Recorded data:
######

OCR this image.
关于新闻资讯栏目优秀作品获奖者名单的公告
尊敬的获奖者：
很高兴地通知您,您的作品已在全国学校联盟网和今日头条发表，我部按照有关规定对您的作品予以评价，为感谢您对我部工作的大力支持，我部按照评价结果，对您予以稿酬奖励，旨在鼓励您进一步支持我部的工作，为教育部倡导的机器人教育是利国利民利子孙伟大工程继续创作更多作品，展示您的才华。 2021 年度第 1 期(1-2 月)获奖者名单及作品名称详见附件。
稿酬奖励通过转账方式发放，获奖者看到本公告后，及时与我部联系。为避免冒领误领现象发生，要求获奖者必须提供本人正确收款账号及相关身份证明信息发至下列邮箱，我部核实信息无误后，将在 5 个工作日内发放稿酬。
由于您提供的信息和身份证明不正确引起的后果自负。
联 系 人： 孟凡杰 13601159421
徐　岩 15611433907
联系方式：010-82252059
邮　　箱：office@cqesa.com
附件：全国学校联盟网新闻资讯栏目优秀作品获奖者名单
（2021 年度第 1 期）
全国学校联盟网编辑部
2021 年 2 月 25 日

######

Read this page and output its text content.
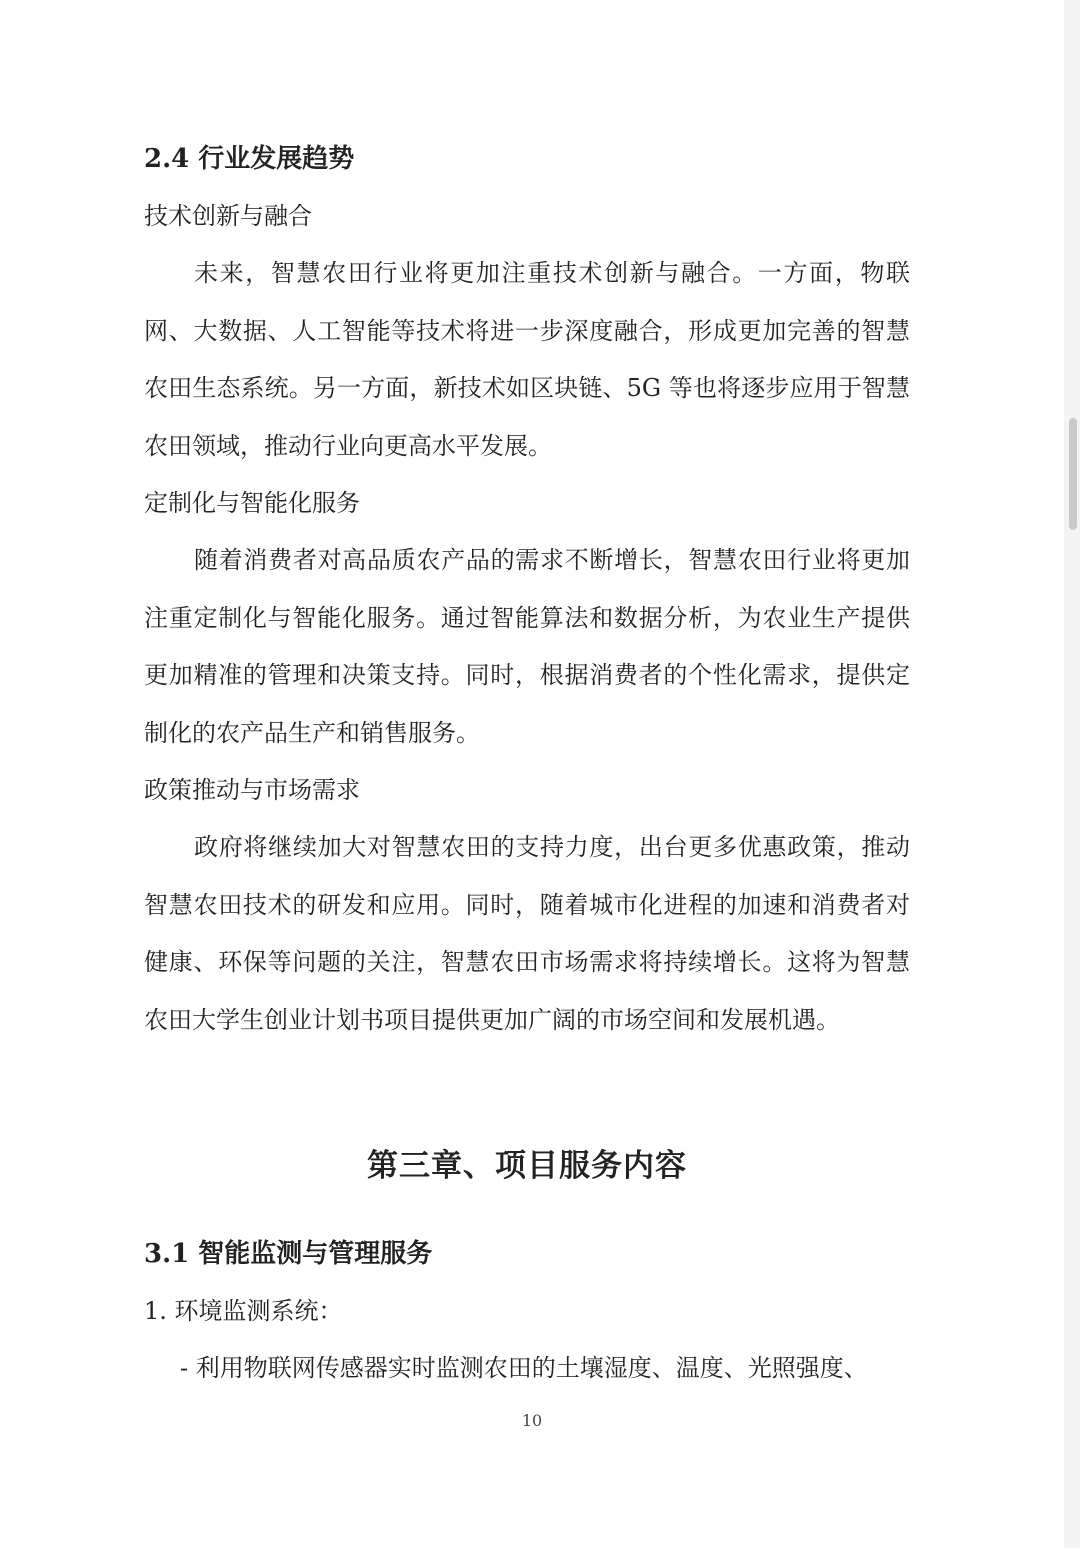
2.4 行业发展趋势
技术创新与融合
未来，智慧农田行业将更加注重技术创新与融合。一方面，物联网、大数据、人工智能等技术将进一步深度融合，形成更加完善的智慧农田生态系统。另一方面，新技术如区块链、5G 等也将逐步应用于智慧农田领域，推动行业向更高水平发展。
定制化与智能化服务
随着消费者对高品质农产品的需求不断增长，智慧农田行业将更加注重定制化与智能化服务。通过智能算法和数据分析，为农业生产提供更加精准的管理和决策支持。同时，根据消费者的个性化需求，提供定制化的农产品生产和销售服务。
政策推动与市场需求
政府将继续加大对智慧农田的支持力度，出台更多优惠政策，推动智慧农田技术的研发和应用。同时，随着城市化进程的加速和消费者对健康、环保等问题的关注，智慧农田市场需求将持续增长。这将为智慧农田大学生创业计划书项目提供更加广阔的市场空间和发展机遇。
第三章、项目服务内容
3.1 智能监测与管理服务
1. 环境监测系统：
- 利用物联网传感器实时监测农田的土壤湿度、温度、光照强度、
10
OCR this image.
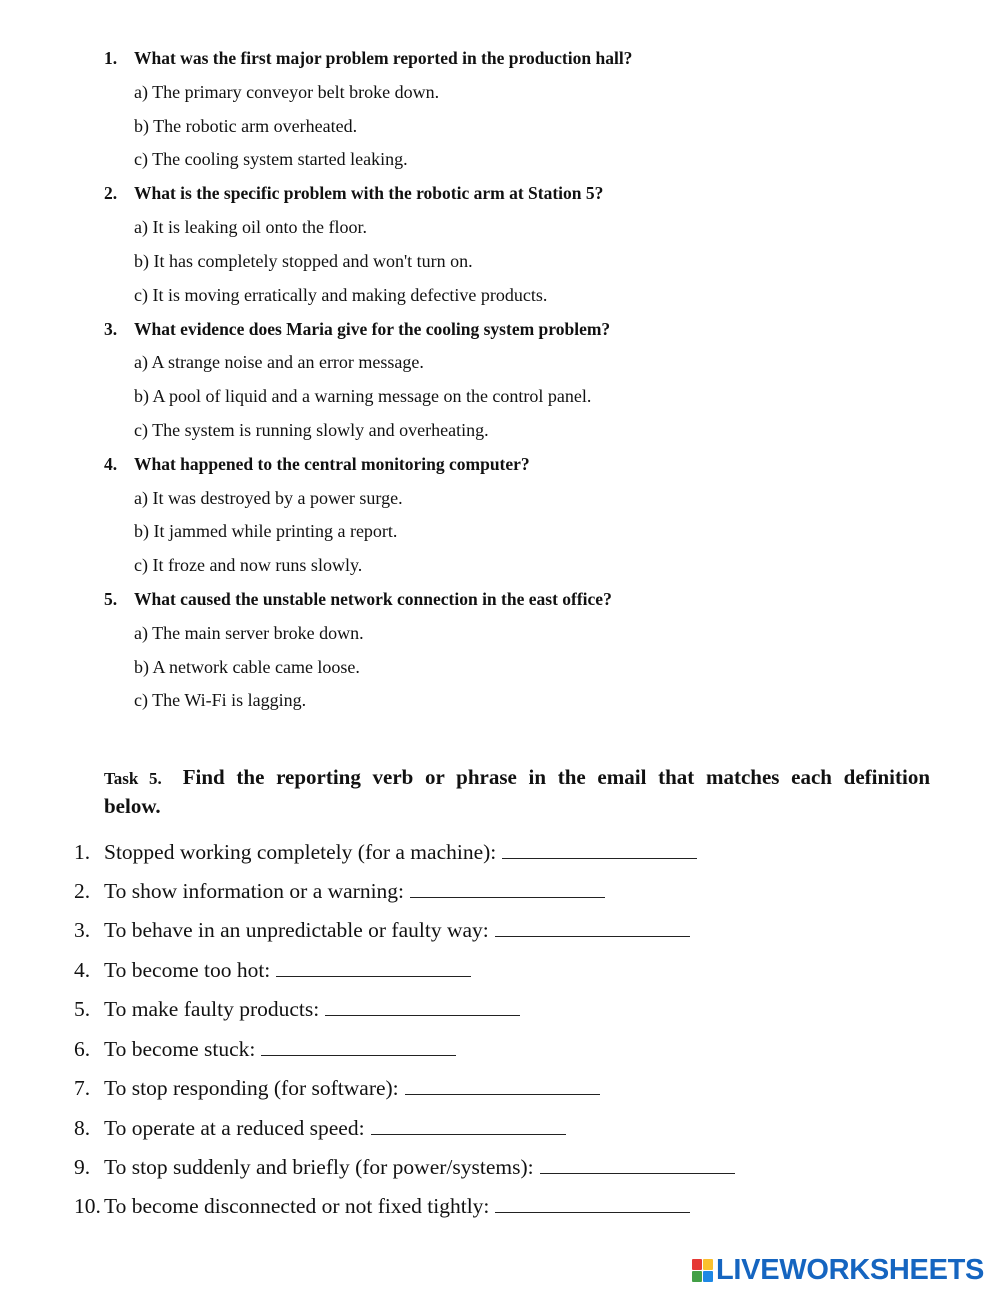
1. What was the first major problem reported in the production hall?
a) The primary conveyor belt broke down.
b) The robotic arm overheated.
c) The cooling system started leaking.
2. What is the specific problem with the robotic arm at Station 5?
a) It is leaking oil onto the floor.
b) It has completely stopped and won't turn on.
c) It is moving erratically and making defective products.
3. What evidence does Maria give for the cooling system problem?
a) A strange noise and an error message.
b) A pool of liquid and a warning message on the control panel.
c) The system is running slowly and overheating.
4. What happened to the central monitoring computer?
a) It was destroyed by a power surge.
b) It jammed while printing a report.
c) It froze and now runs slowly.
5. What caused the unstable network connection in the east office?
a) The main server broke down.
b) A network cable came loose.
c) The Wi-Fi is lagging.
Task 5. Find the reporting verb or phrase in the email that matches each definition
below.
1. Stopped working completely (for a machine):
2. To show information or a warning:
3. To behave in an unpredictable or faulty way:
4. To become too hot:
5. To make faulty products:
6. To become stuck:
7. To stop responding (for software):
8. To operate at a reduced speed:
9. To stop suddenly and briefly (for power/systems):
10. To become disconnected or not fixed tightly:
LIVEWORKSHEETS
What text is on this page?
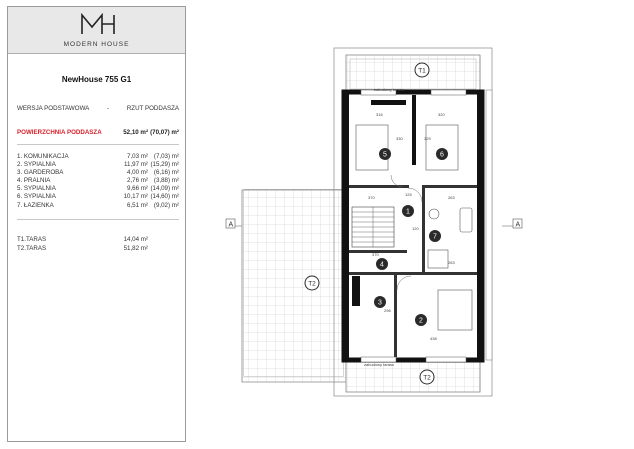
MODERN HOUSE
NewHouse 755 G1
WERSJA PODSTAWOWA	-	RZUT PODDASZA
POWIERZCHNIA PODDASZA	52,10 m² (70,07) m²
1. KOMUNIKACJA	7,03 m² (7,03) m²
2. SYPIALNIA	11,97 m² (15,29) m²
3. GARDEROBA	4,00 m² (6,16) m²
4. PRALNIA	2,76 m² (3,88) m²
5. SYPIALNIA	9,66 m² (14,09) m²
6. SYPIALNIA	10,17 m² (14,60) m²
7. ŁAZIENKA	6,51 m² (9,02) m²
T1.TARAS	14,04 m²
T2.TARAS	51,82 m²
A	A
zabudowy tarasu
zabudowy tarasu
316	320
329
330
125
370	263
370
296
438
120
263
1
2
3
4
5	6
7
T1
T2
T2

######

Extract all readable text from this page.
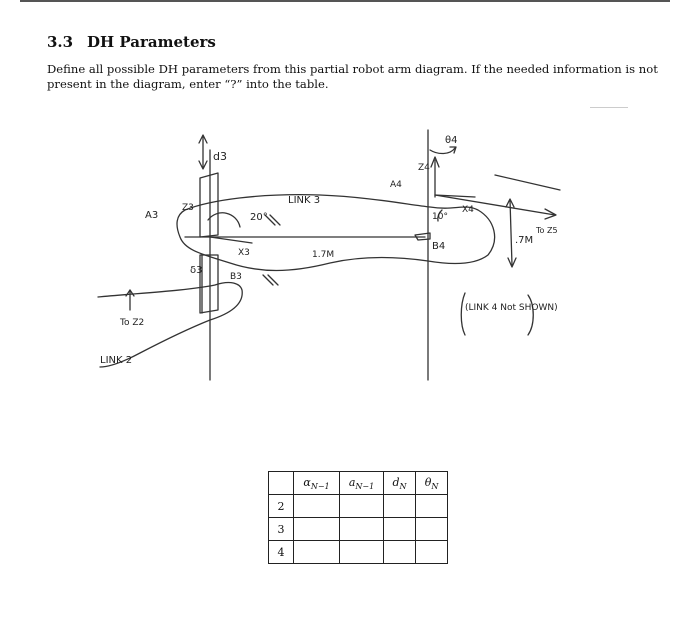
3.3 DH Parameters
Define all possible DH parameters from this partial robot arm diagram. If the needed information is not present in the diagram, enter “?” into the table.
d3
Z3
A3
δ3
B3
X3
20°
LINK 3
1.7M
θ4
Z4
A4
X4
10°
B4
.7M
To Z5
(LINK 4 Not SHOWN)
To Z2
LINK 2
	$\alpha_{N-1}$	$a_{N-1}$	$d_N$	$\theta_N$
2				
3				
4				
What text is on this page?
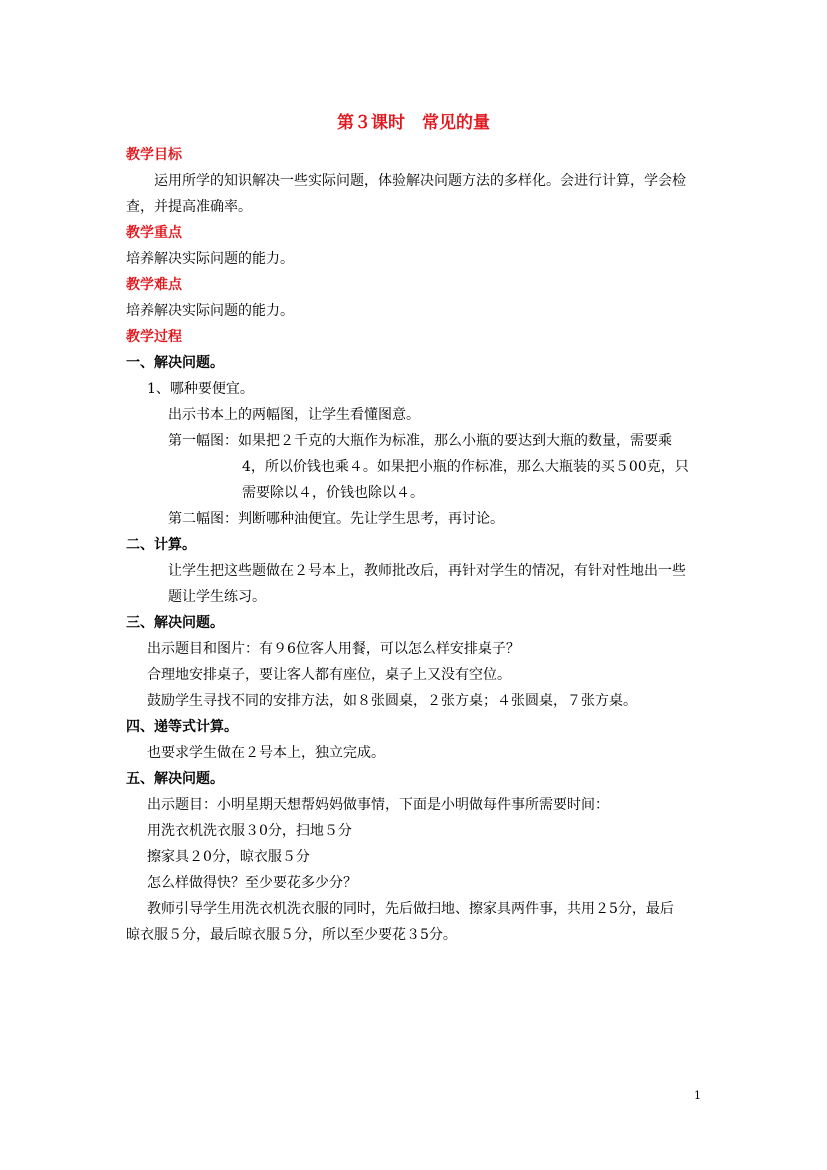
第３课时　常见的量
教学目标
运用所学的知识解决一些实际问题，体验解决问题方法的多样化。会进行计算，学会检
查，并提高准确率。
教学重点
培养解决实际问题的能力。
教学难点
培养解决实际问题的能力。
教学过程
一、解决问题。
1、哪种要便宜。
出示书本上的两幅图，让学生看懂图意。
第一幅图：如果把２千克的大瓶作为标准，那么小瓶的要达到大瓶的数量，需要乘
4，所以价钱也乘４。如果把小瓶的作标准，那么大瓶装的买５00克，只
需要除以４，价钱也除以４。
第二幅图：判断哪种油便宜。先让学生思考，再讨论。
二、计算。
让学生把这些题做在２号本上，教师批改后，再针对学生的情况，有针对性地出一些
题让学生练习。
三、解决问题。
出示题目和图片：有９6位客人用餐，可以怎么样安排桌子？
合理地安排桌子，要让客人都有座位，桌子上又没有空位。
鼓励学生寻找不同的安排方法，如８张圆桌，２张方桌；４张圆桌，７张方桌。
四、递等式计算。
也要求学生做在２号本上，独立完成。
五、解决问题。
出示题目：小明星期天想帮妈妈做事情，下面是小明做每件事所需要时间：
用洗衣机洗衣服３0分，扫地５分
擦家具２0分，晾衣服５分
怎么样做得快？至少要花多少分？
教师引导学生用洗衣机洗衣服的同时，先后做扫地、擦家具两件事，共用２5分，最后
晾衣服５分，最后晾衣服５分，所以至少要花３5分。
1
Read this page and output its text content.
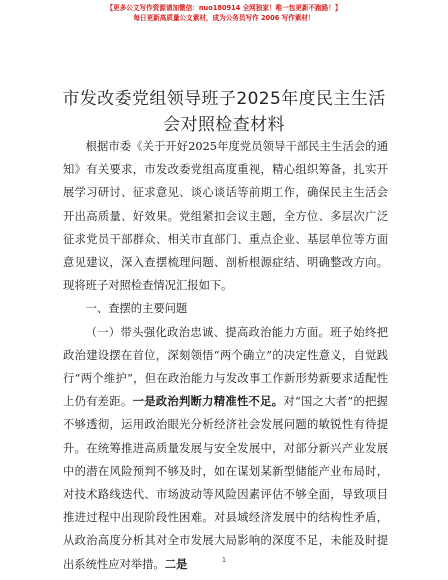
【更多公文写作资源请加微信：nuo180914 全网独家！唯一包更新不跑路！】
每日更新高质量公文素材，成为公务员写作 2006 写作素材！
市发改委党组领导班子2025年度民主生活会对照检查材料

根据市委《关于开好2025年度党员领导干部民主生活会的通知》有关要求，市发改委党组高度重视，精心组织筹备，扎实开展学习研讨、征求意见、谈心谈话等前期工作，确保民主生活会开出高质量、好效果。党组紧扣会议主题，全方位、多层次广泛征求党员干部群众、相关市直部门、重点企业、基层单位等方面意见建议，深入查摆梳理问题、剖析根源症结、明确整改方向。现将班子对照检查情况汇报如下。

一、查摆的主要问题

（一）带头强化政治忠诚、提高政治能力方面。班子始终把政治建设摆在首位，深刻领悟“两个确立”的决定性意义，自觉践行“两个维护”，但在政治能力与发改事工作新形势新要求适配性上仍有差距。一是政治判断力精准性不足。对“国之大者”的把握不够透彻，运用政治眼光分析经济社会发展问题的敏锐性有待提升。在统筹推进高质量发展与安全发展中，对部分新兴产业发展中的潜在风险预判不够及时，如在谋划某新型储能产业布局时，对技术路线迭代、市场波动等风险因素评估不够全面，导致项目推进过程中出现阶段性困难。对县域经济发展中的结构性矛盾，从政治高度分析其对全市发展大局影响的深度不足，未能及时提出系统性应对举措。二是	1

######

> The exercise: Report all lines of the data above that include the string "information".

> Solution to the problem:
2. To show information or a warning:
Define all possible DH parameters from this partial robot arm diagram. If the needed information is not present in the diagram, enter “?” into the table.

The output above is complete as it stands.